[Records from a data collection]
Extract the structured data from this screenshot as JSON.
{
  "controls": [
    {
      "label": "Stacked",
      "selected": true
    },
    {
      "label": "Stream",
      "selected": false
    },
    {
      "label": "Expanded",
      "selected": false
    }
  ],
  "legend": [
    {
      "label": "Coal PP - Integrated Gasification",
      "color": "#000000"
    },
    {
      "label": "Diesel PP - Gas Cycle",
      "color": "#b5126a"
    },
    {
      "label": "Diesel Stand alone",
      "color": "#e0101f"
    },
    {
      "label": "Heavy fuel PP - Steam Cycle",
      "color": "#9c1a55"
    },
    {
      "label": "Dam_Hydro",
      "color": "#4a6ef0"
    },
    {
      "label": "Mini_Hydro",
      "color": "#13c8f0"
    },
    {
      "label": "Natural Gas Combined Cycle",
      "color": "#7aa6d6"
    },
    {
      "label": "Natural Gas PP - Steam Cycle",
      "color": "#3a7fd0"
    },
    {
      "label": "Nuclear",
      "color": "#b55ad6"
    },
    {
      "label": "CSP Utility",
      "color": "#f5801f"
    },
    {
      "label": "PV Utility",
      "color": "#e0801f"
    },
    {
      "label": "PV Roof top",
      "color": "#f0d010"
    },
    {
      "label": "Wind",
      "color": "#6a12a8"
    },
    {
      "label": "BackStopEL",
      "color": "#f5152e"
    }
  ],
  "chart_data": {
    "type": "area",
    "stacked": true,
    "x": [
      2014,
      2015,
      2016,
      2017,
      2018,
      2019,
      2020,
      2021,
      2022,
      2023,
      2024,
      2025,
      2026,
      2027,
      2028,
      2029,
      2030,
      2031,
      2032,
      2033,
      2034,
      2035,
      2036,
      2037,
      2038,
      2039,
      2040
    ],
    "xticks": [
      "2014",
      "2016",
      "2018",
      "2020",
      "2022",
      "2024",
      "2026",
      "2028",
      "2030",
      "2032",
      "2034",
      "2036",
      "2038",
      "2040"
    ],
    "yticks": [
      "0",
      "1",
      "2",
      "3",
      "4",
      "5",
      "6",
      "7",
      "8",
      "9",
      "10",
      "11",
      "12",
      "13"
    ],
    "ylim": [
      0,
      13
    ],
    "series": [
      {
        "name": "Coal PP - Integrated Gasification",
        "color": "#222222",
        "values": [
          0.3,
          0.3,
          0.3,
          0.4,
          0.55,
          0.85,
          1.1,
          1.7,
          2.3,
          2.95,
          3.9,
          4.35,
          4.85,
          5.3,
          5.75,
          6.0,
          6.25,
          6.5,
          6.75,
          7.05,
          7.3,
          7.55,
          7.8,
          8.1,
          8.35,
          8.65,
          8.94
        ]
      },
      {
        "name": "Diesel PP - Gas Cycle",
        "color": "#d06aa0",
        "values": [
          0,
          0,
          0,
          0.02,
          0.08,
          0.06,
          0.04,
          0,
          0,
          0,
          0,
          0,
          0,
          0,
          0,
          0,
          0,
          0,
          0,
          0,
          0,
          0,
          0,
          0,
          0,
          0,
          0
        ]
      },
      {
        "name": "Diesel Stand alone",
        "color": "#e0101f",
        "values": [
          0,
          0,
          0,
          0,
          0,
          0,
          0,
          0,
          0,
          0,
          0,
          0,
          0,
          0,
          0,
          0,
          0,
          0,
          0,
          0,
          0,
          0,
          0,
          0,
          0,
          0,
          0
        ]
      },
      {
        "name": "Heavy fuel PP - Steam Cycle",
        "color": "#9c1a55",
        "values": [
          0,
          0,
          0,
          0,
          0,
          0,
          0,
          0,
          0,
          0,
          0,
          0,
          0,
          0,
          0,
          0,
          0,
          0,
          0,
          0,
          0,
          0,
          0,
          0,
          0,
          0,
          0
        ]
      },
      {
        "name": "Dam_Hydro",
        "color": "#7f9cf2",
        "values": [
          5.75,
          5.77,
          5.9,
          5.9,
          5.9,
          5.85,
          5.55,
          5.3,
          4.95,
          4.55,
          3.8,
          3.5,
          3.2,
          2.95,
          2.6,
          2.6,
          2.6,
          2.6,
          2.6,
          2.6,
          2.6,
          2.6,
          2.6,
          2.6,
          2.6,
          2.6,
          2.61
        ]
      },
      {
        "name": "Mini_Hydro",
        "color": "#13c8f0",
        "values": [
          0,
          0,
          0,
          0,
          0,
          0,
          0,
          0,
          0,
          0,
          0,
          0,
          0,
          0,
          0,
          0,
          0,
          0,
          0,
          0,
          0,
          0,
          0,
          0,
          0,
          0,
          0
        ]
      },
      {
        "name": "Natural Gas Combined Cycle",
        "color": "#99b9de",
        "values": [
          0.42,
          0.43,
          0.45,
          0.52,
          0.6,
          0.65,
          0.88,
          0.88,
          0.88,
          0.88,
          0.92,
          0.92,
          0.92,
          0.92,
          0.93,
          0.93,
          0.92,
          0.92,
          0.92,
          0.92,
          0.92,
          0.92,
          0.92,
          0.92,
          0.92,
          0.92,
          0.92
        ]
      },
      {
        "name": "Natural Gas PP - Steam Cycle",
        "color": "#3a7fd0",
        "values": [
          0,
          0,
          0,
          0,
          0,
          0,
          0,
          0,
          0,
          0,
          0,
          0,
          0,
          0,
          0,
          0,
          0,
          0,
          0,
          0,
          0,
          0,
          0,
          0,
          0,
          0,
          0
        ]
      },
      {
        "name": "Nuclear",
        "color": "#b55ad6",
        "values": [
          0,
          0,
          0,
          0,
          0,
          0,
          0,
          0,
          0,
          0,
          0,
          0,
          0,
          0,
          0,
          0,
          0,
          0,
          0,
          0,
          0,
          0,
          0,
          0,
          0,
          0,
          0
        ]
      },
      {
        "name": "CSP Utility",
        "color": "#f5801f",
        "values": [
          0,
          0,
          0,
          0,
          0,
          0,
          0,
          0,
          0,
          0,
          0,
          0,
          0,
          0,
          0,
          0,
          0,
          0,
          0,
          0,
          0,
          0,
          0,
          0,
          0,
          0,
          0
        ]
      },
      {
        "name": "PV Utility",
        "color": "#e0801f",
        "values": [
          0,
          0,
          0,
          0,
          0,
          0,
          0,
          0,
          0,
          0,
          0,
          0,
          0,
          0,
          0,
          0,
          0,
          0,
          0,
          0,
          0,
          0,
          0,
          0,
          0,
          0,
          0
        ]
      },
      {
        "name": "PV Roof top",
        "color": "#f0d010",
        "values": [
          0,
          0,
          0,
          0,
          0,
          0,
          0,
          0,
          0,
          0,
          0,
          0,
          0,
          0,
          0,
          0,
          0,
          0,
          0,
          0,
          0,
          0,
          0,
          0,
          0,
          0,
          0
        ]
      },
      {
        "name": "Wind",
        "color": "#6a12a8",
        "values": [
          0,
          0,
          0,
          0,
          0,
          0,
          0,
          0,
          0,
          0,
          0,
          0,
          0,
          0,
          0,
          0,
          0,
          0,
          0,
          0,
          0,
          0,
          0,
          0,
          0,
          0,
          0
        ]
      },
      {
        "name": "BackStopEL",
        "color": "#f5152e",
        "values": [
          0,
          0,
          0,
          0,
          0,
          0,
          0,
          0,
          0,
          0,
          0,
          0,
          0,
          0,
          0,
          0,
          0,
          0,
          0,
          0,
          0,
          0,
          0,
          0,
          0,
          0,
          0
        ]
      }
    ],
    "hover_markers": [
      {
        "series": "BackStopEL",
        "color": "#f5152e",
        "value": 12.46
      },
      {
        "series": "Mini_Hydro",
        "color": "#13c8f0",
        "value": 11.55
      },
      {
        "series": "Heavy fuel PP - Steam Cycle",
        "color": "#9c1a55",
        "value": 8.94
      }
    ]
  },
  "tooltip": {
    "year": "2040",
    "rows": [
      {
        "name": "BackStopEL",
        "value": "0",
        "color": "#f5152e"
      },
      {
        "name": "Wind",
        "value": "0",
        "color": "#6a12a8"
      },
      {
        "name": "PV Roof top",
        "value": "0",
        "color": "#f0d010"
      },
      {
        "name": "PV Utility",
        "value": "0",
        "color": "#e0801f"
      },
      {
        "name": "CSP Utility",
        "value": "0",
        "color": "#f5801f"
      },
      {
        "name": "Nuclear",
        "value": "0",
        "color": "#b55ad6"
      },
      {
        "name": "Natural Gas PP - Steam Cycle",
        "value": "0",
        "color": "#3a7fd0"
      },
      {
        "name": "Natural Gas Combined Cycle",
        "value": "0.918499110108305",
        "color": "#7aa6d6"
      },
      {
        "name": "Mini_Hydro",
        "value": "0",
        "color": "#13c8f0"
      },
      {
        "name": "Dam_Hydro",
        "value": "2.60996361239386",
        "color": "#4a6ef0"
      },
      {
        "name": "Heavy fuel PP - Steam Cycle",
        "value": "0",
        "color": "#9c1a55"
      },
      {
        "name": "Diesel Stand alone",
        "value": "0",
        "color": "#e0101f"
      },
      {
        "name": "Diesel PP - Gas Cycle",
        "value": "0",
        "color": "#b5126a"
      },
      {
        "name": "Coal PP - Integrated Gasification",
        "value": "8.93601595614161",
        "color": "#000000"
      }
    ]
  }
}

◆ **AIM OF THE TASK**: Copy all lines of the listing above that contain the string "Steam".

◆ **RESPONSE TO THIS EXERCISE**:
      "label": "Heavy fuel PP - Steam Cycle",
      "label": "Natural Gas PP - Steam Cycle",
        "name": "Heavy fuel PP - Steam Cycle",
        "name": "Natural Gas PP - Steam Cycle",
        "series": "Heavy fuel PP - Steam Cycle",
        "name": "Natural Gas PP - Steam Cycle",
        "name": "Heavy fuel PP - Steam Cycle",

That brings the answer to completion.